EXERCISE BRIEF: Extend the abstract on how Indian banks invest their funds, picking up after its final sentence.

SELECTED PASSAGE:
Abstract
Banks mobilize deposits and employ these in their investment and lending activities for profitable purposes. Banks in India are required by regulation to invest a sizable proportion of their funds in specified securities to meet the requirements of Statutory Liquidity Ratio (SLR). Banks also invest their funds in non SLR securities as part of treasury operations or otherwise keeping in view their expertise, experience, business needs and overall asset composition. These SLR and non SLR investments are transacted in accordance with regulatory norms set by the Reserve Bank of India (RBI), the banking regulator in India and disclosed accordingly in the annual reports of the banks. Banks make investments both in domestic and overseas markets in suitable proportions. The non SLR investments are directed in a variety of instruments and disclosed in terms of issuer specific details as well as in securities through modes of private placements, unrated securities, below investment grade instruments and unlisted securities etc. Disclosure by banks in these classifications reflect on risk factor of concerned securities and soundness of banks' judgment in investment decisions The paper analyses various nuances of investment pattern of Indian banks, in public and private sector.

INFORMATION SHOWN:

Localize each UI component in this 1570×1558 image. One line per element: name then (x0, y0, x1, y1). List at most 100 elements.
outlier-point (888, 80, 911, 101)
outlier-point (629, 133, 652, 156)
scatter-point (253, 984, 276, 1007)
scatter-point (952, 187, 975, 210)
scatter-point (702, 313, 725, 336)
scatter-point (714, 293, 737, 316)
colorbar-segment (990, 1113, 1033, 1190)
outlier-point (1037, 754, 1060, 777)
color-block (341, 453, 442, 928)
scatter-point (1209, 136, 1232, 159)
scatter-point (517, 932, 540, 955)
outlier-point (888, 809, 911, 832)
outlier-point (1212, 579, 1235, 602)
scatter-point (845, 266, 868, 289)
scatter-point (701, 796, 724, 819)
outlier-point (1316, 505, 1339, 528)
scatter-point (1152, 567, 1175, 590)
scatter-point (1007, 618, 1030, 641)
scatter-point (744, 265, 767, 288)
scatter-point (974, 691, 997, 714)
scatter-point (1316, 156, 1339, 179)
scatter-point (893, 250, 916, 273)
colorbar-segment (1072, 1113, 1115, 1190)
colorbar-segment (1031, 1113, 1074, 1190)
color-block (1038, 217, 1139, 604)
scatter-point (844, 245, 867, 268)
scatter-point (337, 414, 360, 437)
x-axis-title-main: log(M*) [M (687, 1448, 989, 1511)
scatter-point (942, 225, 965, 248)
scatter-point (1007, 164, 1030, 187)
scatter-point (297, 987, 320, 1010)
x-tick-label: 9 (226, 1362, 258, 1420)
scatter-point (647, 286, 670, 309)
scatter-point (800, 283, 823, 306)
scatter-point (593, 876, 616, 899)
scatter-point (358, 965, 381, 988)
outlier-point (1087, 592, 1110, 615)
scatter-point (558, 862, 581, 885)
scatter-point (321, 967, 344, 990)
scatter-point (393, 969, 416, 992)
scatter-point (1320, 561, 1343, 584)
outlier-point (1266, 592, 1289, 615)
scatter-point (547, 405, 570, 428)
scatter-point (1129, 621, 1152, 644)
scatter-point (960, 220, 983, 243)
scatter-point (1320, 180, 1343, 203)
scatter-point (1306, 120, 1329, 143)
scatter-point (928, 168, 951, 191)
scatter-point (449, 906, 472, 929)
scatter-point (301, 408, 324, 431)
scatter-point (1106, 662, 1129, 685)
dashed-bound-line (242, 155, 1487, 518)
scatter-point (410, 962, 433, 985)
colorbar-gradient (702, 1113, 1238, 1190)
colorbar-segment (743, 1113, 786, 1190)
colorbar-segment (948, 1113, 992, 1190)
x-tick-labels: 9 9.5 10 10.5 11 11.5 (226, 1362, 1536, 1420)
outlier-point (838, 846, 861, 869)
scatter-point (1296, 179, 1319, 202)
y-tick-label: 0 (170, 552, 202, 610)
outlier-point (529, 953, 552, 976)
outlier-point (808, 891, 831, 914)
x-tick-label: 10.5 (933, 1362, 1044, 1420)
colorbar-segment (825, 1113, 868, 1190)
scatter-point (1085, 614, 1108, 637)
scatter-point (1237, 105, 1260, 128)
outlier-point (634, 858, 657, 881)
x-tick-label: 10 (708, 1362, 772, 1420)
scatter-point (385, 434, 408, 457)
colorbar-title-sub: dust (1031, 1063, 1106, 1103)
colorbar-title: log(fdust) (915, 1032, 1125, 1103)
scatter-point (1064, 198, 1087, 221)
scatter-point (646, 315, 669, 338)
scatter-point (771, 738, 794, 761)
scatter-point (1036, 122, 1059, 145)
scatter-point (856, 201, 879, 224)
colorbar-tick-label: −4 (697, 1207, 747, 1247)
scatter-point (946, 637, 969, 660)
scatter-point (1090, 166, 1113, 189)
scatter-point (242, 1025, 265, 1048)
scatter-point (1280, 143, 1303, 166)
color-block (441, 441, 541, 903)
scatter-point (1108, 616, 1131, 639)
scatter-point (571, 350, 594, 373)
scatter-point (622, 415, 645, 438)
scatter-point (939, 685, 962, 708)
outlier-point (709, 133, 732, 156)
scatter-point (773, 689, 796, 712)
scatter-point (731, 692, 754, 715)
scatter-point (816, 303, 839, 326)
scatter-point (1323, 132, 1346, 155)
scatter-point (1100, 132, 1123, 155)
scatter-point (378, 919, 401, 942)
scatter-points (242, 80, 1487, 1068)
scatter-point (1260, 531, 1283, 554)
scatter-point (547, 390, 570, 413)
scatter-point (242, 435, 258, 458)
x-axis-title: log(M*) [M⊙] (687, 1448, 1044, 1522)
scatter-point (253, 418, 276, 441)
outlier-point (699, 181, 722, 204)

FINAL ANSWER:
Keywords: Bank investments, Credit Deposit Ratio, Investment Deposit Ratio, Non-SLR Securities, SLR Securities, Statutory Liquidity Ratio, India
Introduction
Banks mobilize deposits and employ these in their investment and lending activities for profitable purposes. Banking regulation in India mandates banks to invest a sizable proportion of their funds in approved securities to meet the requirements of Statutory Liquidity Ratio (SLR), which is presently 19.5% of demand and time liabilities of respective banks. In addition to investment in SLR securities, banks invest in other investments instruments also which may comprise of Government securities, bonds of public sector undertakings, corporate equities, debt instruments and commercial papers etc. Sometimes banks have also to take exposure in certain specified funds to compensate for shortfall in their commitments towards priority sector loans as per regulatory norms. These investments help banks in risk diversification, provision of liquidity and capitalizing on profitable opportunities available in the market. The operating costs of investment function is also relatively much less than loans and advance dispensation.
Regulatory Perspective
In terms of regulatory guidelines issued by the Reserve Bank of India (RBI), the bank regulator in India, banks have to conduct their investments operations in accordance with the investment policy formulated by their Board of Directors. Banks have to ensure that operations in securities are conducted in accordance with sound and acceptable business practices (RBI, 2015). Further, there has to be a clear functional separation of trading and, settlement and accounting, with adequate internal control and audit mechanism. Investment proposals have to be subjected to the same degree of credit risk analysis as any loan proposal along with regular tracking system for financial position of the issuer (RBI, 2015).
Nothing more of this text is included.